* EXERCISE DETAILS: Output only the lines that run from the line holding "OCR this image." to the end of the entries, both ends included, and skip the pictures.

* Extracted data entries:
======

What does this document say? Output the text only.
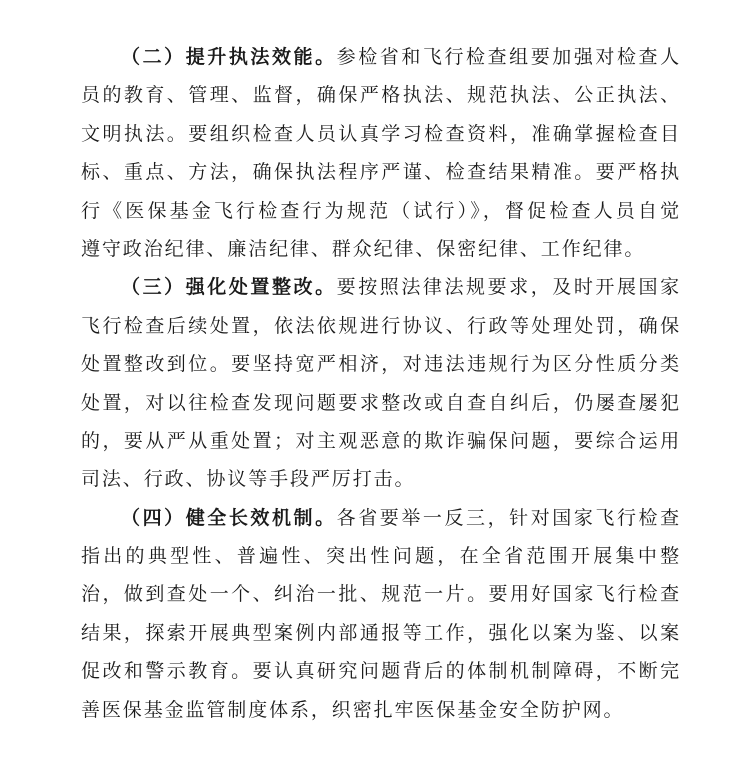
（二）提升执法效能。参检省和飞行检查组要加强对检查人
员的教育、管理、监督，确保严格执法、规范执法、公正执法、
文明执法。要组织检查人员认真学习检查资料，准确掌握检查目
标、重点、方法，确保执法程序严谨、检查结果精准。要严格执
行《医保基金飞行检查行为规范（试行）》，督促检查人员自觉
遵守政治纪律、廉洁纪律、群众纪律、保密纪律、工作纪律。
（三）强化处置整改。要按照法律法规要求，及时开展国家
飞行检查后续处置，依法依规进行协议、行政等处理处罚，确保
处置整改到位。要坚持宽严相济，对违法违规行为区分性质分类
处置，对以往检查发现问题要求整改或自查自纠后，仍屡查屡犯
的，要从严从重处置；对主观恶意的欺诈骗保问题，要综合运用
司法、行政、协议等手段严厉打击。
（四）健全长效机制。各省要举一反三，针对国家飞行检查
指出的典型性、普遍性、突出性问题，在全省范围开展集中整
治，做到查处一个、纠治一批、规范一片。要用好国家飞行检查
结果，探索开展典型案例内部通报等工作，强化以案为鉴、以案
促改和警示教育。要认真研究问题背后的体制机制障碍，不断完
善医保基金监管制度体系，织密扎牢医保基金安全防护网。
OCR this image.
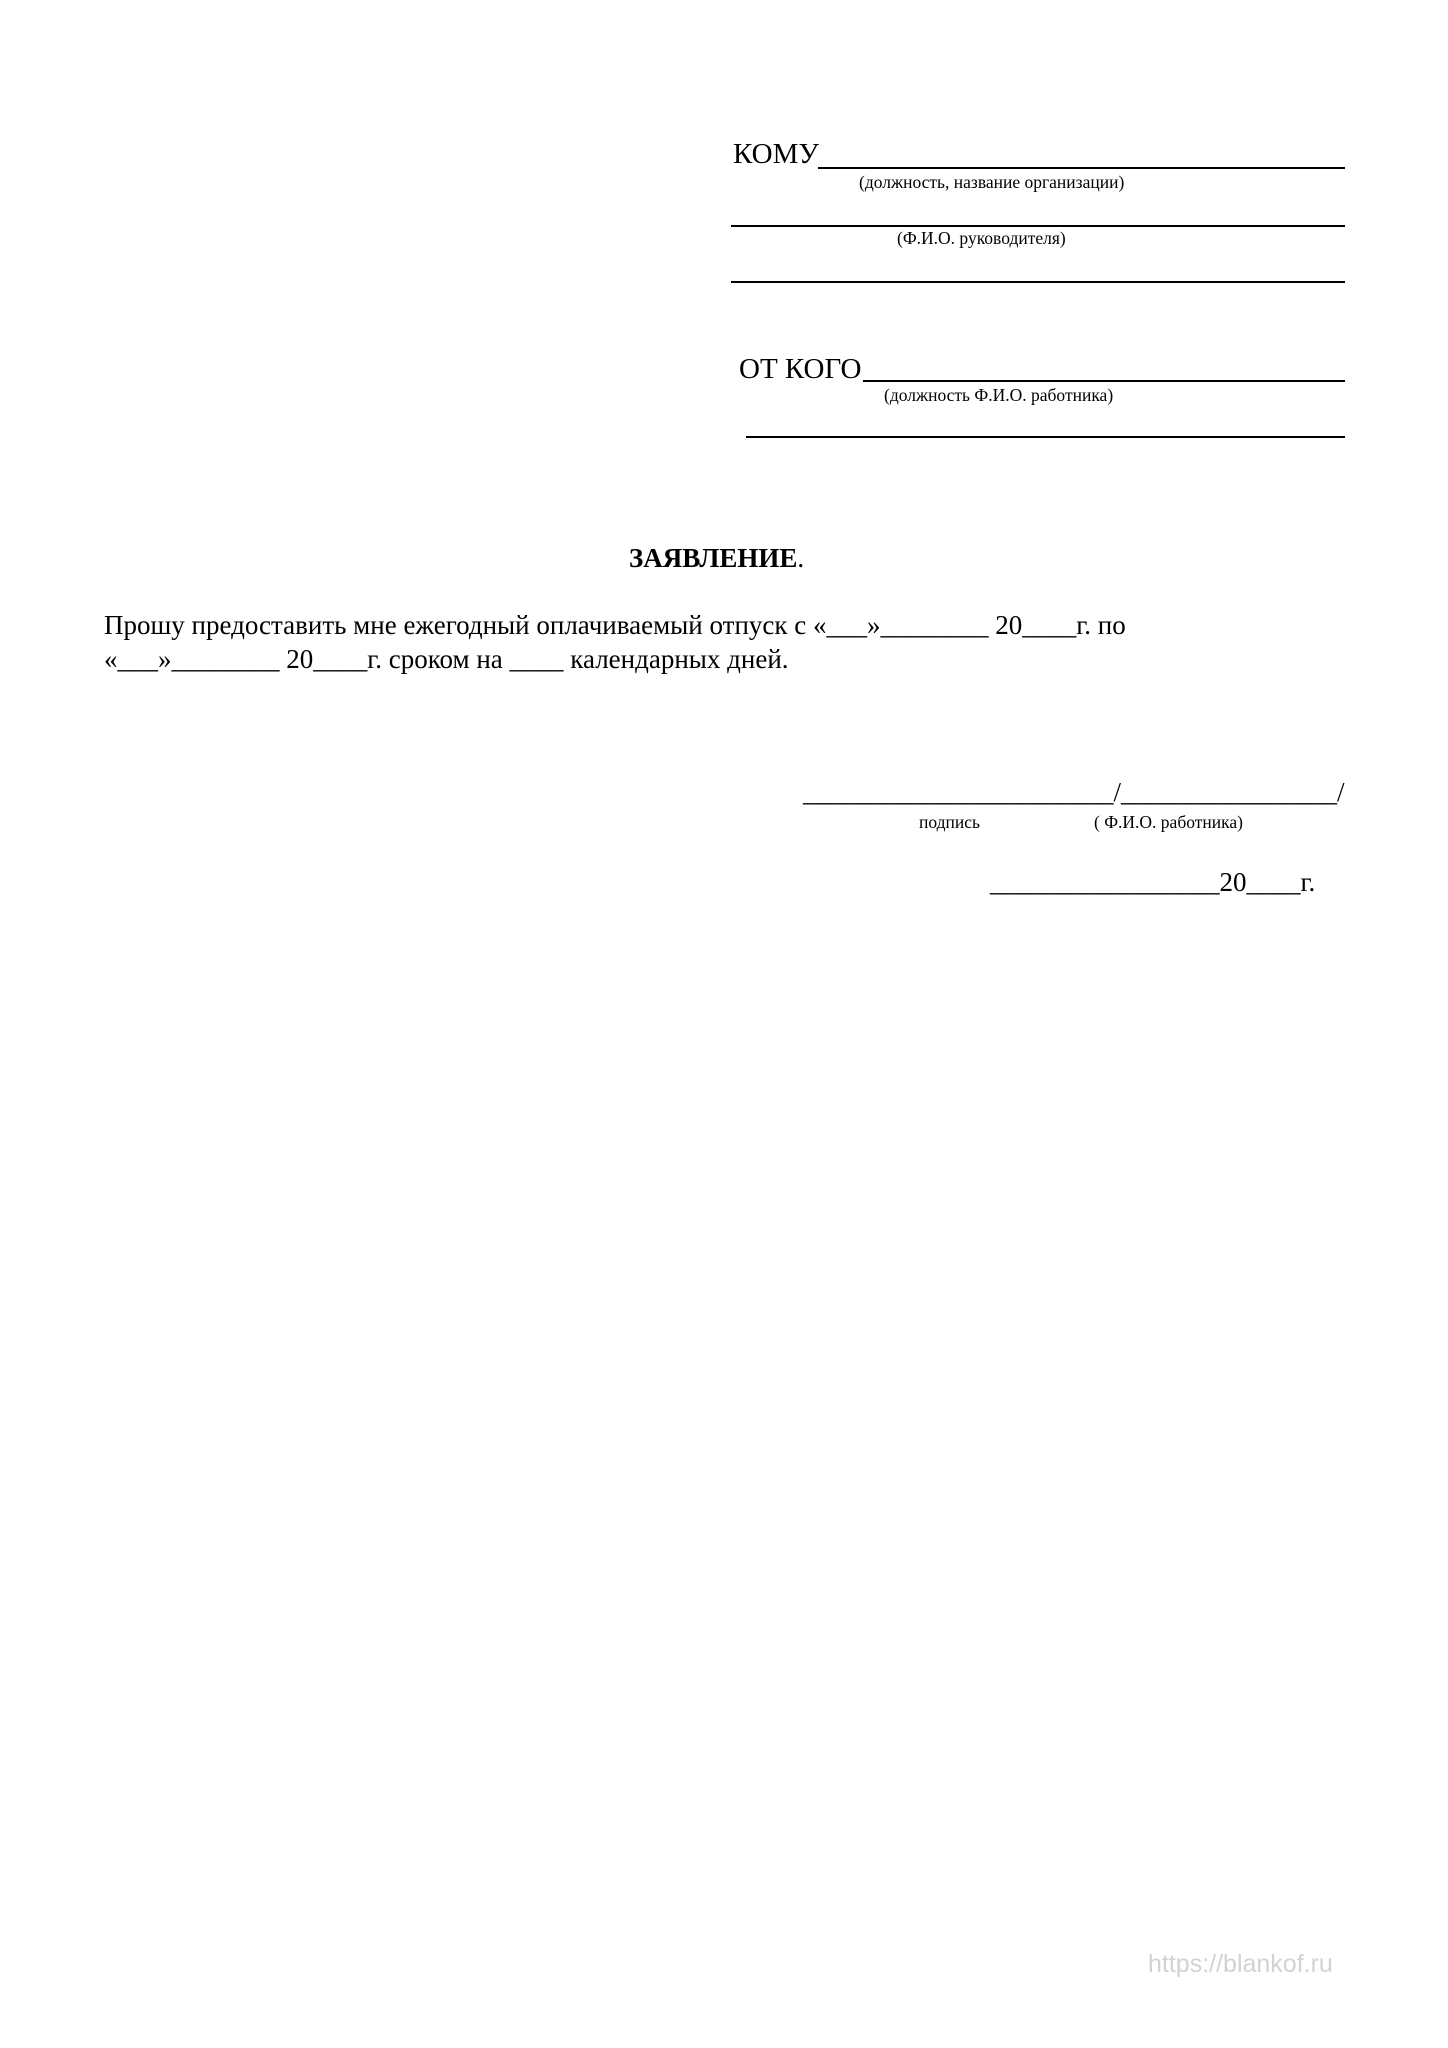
КОМУ
(должность, название организации)
(Ф.И.О. руководителя)
ОТ КОГО
(должность Ф.И.О. работника)
ЗАЯВЛЕНИЕ.
Прошу предоставить мне ежегодный оплачиваемый отпуск с «___»________ 20____г. по
«___»________ 20____г. сроком на ____ календарных дней.
_______________________/________________/
подпись	( Ф.И.О. работника)
_________________20____г.
https://blankof.ru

======

* ANSWER FOR THE TASK:
OCR this image.
КОМУ
(должность, название организации)
(Ф.И.О. руководителя)
ОТ КОГО
(должность Ф.И.О. работника)
ЗАЯВЛЕНИЕ.
Прошу предоставить мне ежегодный оплачиваемый отпуск с «___»________ 20____г. по
«___»________ 20____г. сроком на ____ календарных дней.
_______________________/________________/
подпись	( Ф.И.О. работника)
_________________20____г.
https://blankof.ru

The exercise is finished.